◆ **EXERCISE INPUT**:

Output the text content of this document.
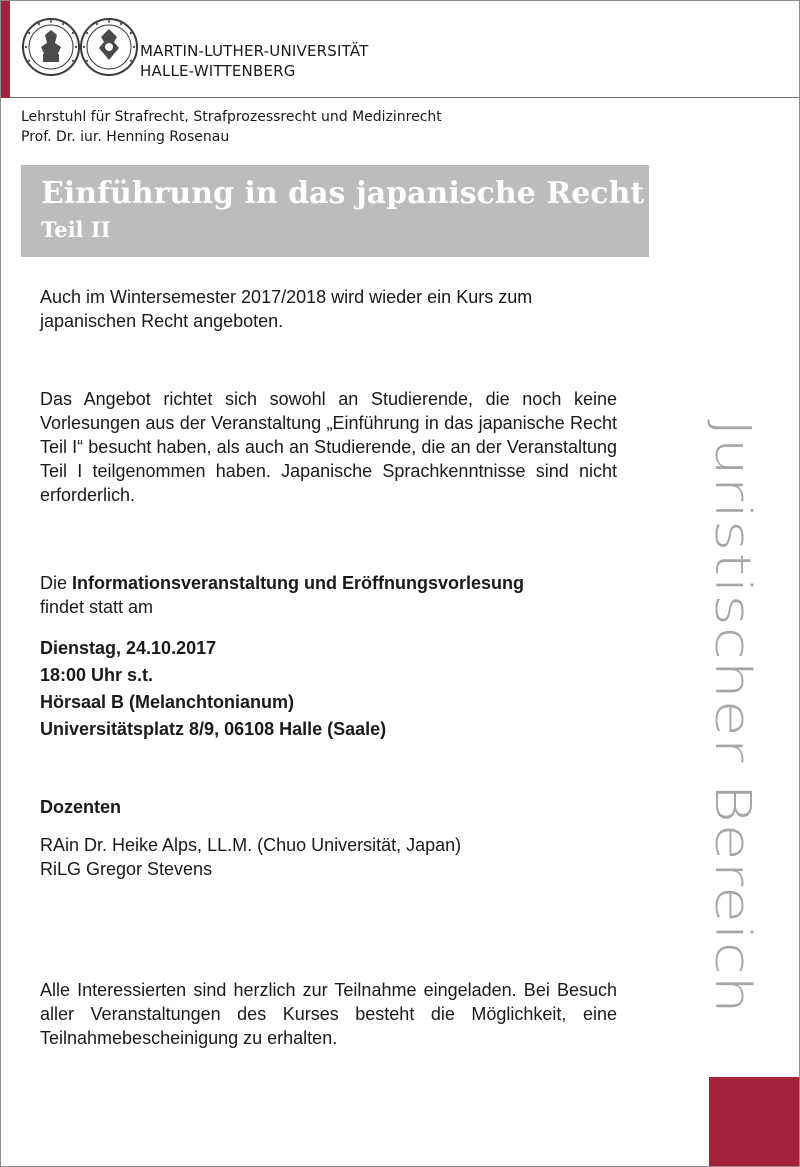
MARTIN-LUTHER-UNIVERSITÄT
HALLE-WITTENBERG
Lehrstuhl für Strafrecht, Strafprozessrecht und Medizinrecht
Prof. Dr. iur. Henning Rosenau
Einführung in das japanische Recht
Teil II

Auch im Wintersemester 2017/2018 wird wieder ein Kurs zum japanischen Recht angeboten.

Das Angebot richtet sich sowohl an Studierende, die noch keine Vorlesungen aus der Veranstaltung „Einführung in das japanische Recht Teil I“ besucht haben, als auch an Studierende, die an der Veranstaltung Teil I teilgenommen haben. Japanische Sprachkenntnisse sind nicht erforderlich.

Die Informationsveranstaltung und Eröffnungsvorlesung
findet statt am

Dienstag, 24.10.2017
18:00 Uhr s.t.
Hörsaal B (Melanchtonianum)
Universitätsplatz 8/9, 06108 Halle (Saale)
Dozenten
RAin Dr. Heike Alps, LL.M. (Chuo Universität, Japan)
RiLG Gregor Stevens

Alle Interessierten sind herzlich zur Teilnahme eingeladen. Bei Besuch aller Veranstaltungen des Kurses besteht die Möglichkeit, eine Teilnahmebescheinigung zu erhalten.

Juristischer Bereich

◆ **ASSIGNMENT**: Each line holding "sind" should be copied from the material above.

◆ **SOLUTION**:
Das Angebot richtet sich sowohl an Studierende, die noch keine Vorlesungen aus der Veranstaltung „Einführung in das japanische Recht Teil I“ besucht haben, als auch an Studierende, die an der Veranstaltung Teil I teilgenommen haben. Japanische Sprachkenntnisse sind nicht erforderlich.
Alle Interessierten sind herzlich zur Teilnahme eingeladen. Bei Besuch aller Veranstaltungen des Kurses besteht die Möglichkeit, eine Teilnahmebescheinigung zu erhalten.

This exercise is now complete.